* **Exercise aim**: Transcribe the entries exactly; images are not part of the copy.

==============================

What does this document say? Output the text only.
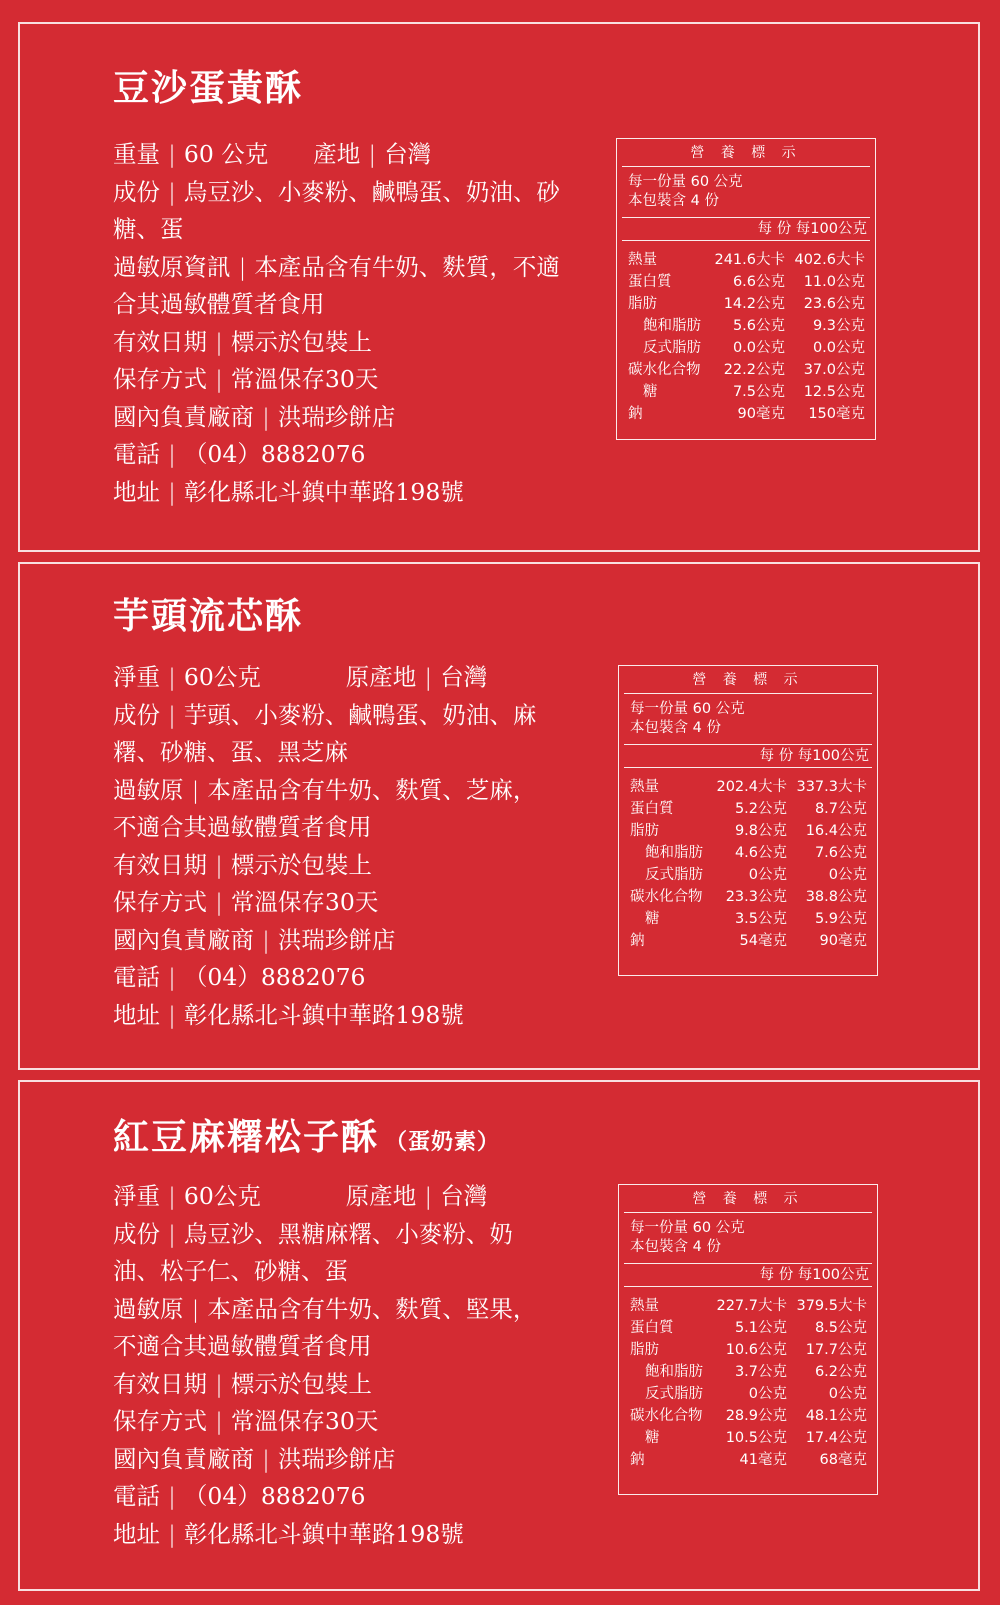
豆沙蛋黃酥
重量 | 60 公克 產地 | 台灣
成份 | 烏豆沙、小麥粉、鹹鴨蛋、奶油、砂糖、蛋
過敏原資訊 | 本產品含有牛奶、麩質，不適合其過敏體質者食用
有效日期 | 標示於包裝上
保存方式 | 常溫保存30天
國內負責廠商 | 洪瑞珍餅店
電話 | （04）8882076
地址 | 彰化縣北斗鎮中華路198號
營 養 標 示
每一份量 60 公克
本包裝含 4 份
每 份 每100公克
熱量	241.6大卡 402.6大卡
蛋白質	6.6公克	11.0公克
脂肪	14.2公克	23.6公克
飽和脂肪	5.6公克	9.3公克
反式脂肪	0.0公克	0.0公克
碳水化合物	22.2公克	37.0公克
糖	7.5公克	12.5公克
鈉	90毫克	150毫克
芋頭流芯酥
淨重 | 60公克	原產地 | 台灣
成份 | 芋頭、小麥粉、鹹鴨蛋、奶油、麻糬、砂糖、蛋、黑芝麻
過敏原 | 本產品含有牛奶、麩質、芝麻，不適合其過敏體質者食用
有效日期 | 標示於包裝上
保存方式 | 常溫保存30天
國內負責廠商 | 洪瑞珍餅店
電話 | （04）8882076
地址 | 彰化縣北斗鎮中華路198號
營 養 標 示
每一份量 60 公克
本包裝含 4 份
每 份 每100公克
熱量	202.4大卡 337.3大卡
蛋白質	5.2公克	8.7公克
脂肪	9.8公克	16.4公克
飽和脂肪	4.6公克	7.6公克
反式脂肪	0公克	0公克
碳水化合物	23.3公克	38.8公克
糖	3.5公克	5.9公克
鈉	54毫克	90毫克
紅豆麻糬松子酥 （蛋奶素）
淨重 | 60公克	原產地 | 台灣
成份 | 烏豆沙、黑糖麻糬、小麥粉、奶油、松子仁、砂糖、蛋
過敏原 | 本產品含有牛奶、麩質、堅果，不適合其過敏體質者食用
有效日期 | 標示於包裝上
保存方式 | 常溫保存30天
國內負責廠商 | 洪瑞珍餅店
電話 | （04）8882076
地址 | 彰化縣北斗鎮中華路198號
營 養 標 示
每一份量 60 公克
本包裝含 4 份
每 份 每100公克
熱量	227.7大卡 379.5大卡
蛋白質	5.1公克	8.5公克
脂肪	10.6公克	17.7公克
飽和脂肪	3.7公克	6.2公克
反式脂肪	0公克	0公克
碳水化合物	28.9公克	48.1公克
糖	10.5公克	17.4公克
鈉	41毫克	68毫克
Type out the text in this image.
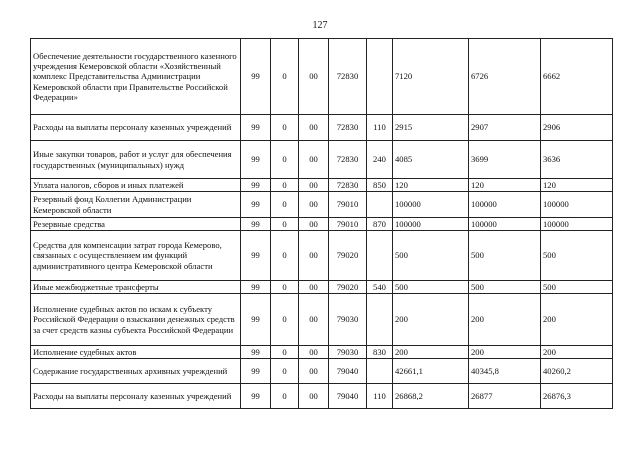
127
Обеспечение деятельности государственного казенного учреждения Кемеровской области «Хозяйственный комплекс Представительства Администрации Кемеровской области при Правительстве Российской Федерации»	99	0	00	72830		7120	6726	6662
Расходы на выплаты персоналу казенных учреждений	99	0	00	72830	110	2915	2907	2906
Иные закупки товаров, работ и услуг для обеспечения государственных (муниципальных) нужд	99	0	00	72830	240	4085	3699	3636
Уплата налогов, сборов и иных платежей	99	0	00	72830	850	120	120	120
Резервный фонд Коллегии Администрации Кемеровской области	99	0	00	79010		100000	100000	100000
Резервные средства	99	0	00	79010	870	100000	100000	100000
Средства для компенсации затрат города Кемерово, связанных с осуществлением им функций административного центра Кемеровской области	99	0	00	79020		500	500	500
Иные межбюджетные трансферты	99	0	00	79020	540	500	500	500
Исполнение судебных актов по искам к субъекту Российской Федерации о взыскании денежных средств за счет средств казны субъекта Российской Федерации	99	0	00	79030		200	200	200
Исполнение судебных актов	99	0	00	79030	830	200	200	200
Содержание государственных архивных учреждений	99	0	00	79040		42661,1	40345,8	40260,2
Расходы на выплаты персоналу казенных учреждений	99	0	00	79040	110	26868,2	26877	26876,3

==============================

* **Result for this task**:
What does this document say? Output the text only.
豆沙蛋黃酥
重量 | 60 公克 產地 | 台灣
成份 | 烏豆沙、小麥粉、鹹鴨蛋、奶油、砂糖、蛋
過敏原資訊 | 本產品含有牛奶、麩質，不適合其過敏體質者食用
有效日期 | 標示於包裝上
保存方式 | 常溫保存30天
國內負責廠商 | 洪瑞珍餅店
電話 | （04）8882076
地址 | 彰化縣北斗鎮中華路198號
營 養 標 示
每一份量 60 公克
本包裝含 4 份
每 份 每100公克
熱量	241.6大卡 402.6大卡
蛋白質	6.6公克	11.0公克
脂肪	14.2公克	23.6公克
飽和脂肪	5.6公克	9.3公克
反式脂肪	0.0公克	0.0公克
碳水化合物	22.2公克	37.0公克
糖	7.5公克	12.5公克
鈉	90毫克	150毫克
芋頭流芯酥
淨重 | 60公克	原產地 | 台灣
成份 | 芋頭、小麥粉、鹹鴨蛋、奶油、麻糬、砂糖、蛋、黑芝麻
過敏原 | 本產品含有牛奶、麩質、芝麻，不適合其過敏體質者食用
有效日期 | 標示於包裝上
保存方式 | 常溫保存30天
國內負責廠商 | 洪瑞珍餅店
電話 | （04）8882076
地址 | 彰化縣北斗鎮中華路198號
營 養 標 示
每一份量 60 公克
本包裝含 4 份
每 份 每100公克
熱量	202.4大卡 337.3大卡
蛋白質	5.2公克	8.7公克
脂肪	9.8公克	16.4公克
飽和脂肪	4.6公克	7.6公克
反式脂肪	0公克	0公克
碳水化合物	23.3公克	38.8公克
糖	3.5公克	5.9公克
鈉	54毫克	90毫克
紅豆麻糬松子酥 （蛋奶素）
淨重 | 60公克	原產地 | 台灣
成份 | 烏豆沙、黑糖麻糬、小麥粉、奶油、松子仁、砂糖、蛋
過敏原 | 本產品含有牛奶、麩質、堅果，不適合其過敏體質者食用
有效日期 | 標示於包裝上
保存方式 | 常溫保存30天
國內負責廠商 | 洪瑞珍餅店
電話 | （04）8882076
地址 | 彰化縣北斗鎮中華路198號
營 養 標 示
每一份量 60 公克
本包裝含 4 份
每 份 每100公克
熱量	227.7大卡 379.5大卡
蛋白質	5.1公克	8.5公克
脂肪	10.6公克	17.7公克
飽和脂肪	3.7公克	6.2公克
反式脂肪	0公克	0公克
碳水化合物	28.9公克	48.1公克
糖	10.5公克	17.4公克
鈉	41毫克	68毫克
Type out the text in this image.
127
Обеспечение деятельности государственного казенного учреждения Кемеровской области «Хозяйственный комплекс Представительства Администрации Кемеровской области при Правительстве Российской Федерации»	99	0	00	72830		7120	6726	6662
Расходы на выплаты персоналу казенных учреждений	99	0	00	72830	110	2915	2907	2906
Иные закупки товаров, работ и услуг для обеспечения государственных (муниципальных) нужд	99	0	00	72830	240	4085	3699	3636
Уплата налогов, сборов и иных платежей	99	0	00	72830	850	120	120	120
Резервный фонд Коллегии Администрации Кемеровской области	99	0	00	79010		100000	100000	100000
Резервные средства	99	0	00	79010	870	100000	100000	100000
Средства для компенсации затрат города Кемерово, связанных с осуществлением им функций административного центра Кемеровской области	99	0	00	79020		500	500	500
Иные межбюджетные трансферты	99	0	00	79020	540	500	500	500
Исполнение судебных актов по искам к субъекту Российской Федерации о взыскании денежных средств за счет средств казны субъекта Российской Федерации	99	0	00	79030		200	200	200
Исполнение судебных актов	99	0	00	79030	830	200	200	200
Содержание государственных архивных учреждений	99	0	00	79040		42661,1	40345,8	40260,2
Расходы на выплаты персоналу казенных учреждений	99	0	00	79040	110	26868,2	26877	26876,3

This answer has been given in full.